**EXERCISE DETAILS**
Check every line of the material below for the string "Lipid", and return the ones that have it.

Records about charts and figures
━━━━━━

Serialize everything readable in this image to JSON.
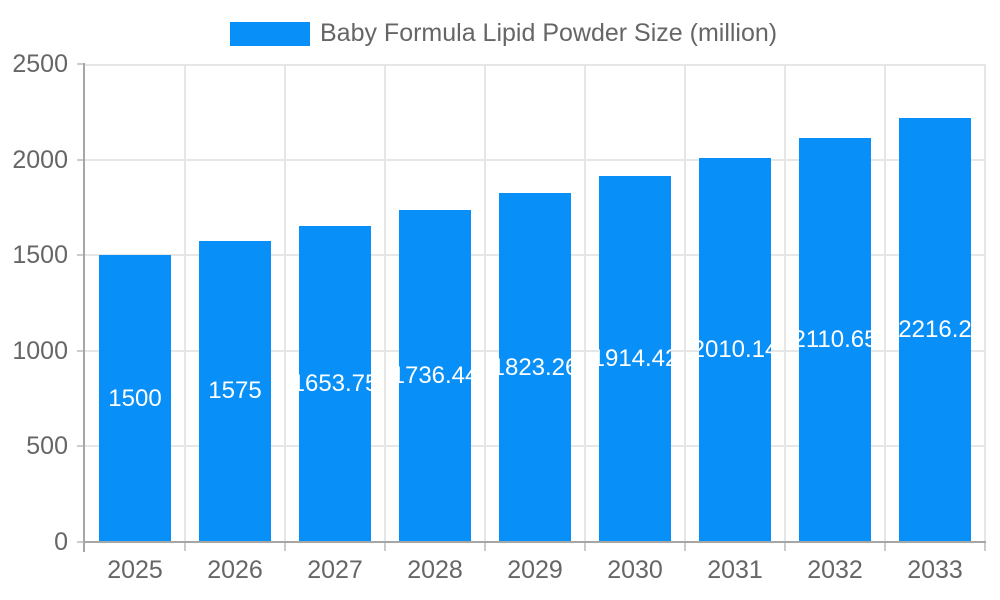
{
  "chart_data": {
    "type": "bar",
    "title": "Baby Formula Lipid Powder Size (million)",
    "legend": [
      "Baby Formula Lipid Powder Size (million)"
    ],
    "legend_position": "top",
    "categories": [
      "2025",
      "2026",
      "2027",
      "2028",
      "2029",
      "2030",
      "2031",
      "2032",
      "2033"
    ],
    "values": [
      1500,
      1575,
      1653.75,
      1736.44,
      1823.26,
      1914.42,
      2010.14,
      2110.65,
      2216.2
    ],
    "bar_labels": [
      "1500",
      "1575",
      "1653.75",
      "1736.44",
      "1823.26",
      "1914.42",
      "2010.14",
      "2110.65",
      "2216.2"
    ],
    "xlabel": "",
    "ylabel": "",
    "ylim": [
      0,
      2500
    ],
    "yticks": [
      0,
      500,
      1000,
      1500,
      2000,
      2500
    ],
    "grid": true,
    "colors": {
      "bar": "#0990F8",
      "text": "#666666",
      "grid": "#E6E6E6",
      "tick": "#CCCCCC",
      "axis": "#A6A6A6",
      "bar_label": "#FFFFFF",
      "background": "#FFFFFF"
    }
  }
}
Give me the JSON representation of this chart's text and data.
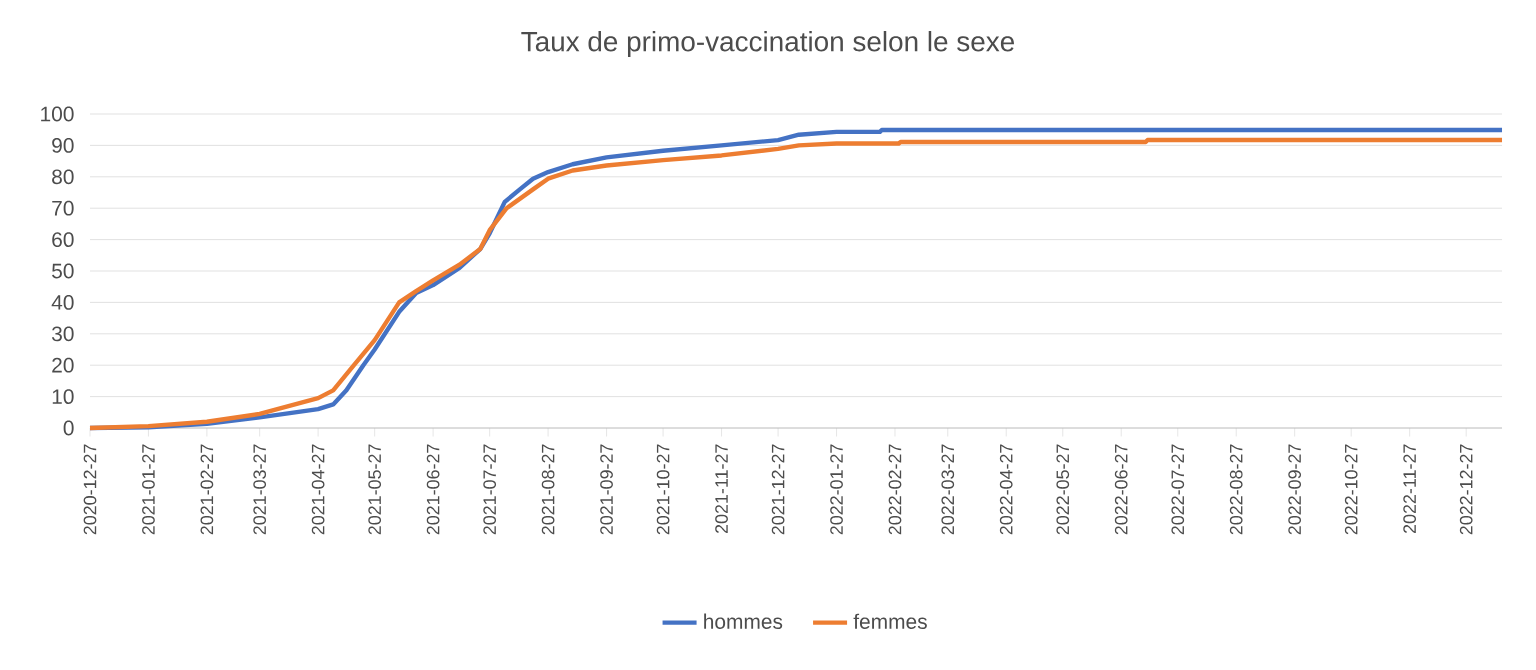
{
  "chart_data": {
    "type": "line",
    "title": "Taux de primo-vaccination selon le sexe",
    "xlim": [
      "2020-12-27",
      "2023-01-15"
    ],
    "xticks": [
      "2020-12-27",
      "2021-01-27",
      "2021-02-27",
      "2021-03-27",
      "2021-04-27",
      "2021-05-27",
      "2021-06-27",
      "2021-07-27",
      "2021-08-27",
      "2021-09-27",
      "2021-10-27",
      "2021-11-27",
      "2021-12-27",
      "2022-01-27",
      "2022-02-27",
      "2022-03-27",
      "2022-04-27",
      "2022-05-27",
      "2022-06-27",
      "2022-07-27",
      "2022-08-27",
      "2022-09-27",
      "2022-10-27",
      "2022-11-27",
      "2022-12-27"
    ],
    "ylim": [
      0,
      100
    ],
    "yticks": [
      0,
      10,
      20,
      30,
      40,
      50,
      60,
      70,
      80,
      90,
      100
    ],
    "grid": "y",
    "legend": "bottom",
    "marker": "none",
    "line_style": "solid",
    "series": [
      {
        "name": "hommes",
        "color": "#4472c4",
        "x": [
          "2020-12-27",
          "2021-01-27",
          "2021-02-27",
          "2021-03-27",
          "2021-04-27",
          "2021-05-05",
          "2021-05-12",
          "2021-05-21",
          "2021-05-27",
          "2021-06-09",
          "2021-06-18",
          "2021-06-27",
          "2021-07-11",
          "2021-07-22",
          "2021-07-27",
          "2021-08-04",
          "2021-08-12",
          "2021-08-19",
          "2021-08-27",
          "2021-09-09",
          "2021-09-27",
          "2021-10-27",
          "2021-11-27",
          "2021-12-27",
          "2022-01-07",
          "2022-01-27",
          "2022-02-19",
          "2022-02-20",
          "2023-01-15"
        ],
        "values": [
          0,
          0.2,
          1.3,
          3.4,
          6,
          7.5,
          12,
          20,
          25,
          37,
          43,
          45.5,
          51,
          57,
          62,
          72,
          76,
          79.4,
          81.5,
          84,
          86.2,
          88.3,
          90,
          91.7,
          93.4,
          94.3,
          94.3,
          94.9,
          94.9
        ]
      },
      {
        "name": "femmes",
        "color": "#ed7d31",
        "x": [
          "2020-12-27",
          "2021-01-27",
          "2021-02-27",
          "2021-03-27",
          "2021-04-27",
          "2021-05-05",
          "2021-05-16",
          "2021-05-27",
          "2021-06-09",
          "2021-06-18",
          "2021-06-27",
          "2021-07-11",
          "2021-07-22",
          "2021-07-27",
          "2021-08-05",
          "2021-08-19",
          "2021-08-27",
          "2021-09-09",
          "2021-09-27",
          "2021-10-27",
          "2021-11-27",
          "2021-12-27",
          "2022-01-07",
          "2022-01-27",
          "2022-03-01",
          "2022-03-02",
          "2022-07-10",
          "2022-07-11",
          "2023-01-15"
        ],
        "values": [
          0,
          0.6,
          2,
          4.5,
          9.5,
          12,
          20,
          28,
          40,
          43.6,
          47,
          52,
          57,
          63,
          70,
          76,
          79.4,
          82,
          83.6,
          85.3,
          86.8,
          88.9,
          90,
          90.6,
          90.6,
          91.1,
          91.1,
          91.7,
          91.7
        ]
      }
    ]
  }
}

━━━━━━

**ANSWER TO THE TASK**
    "title": "Baby Formula Lipid Powder Size (million)",
      "Baby Formula Lipid Powder Size (million)"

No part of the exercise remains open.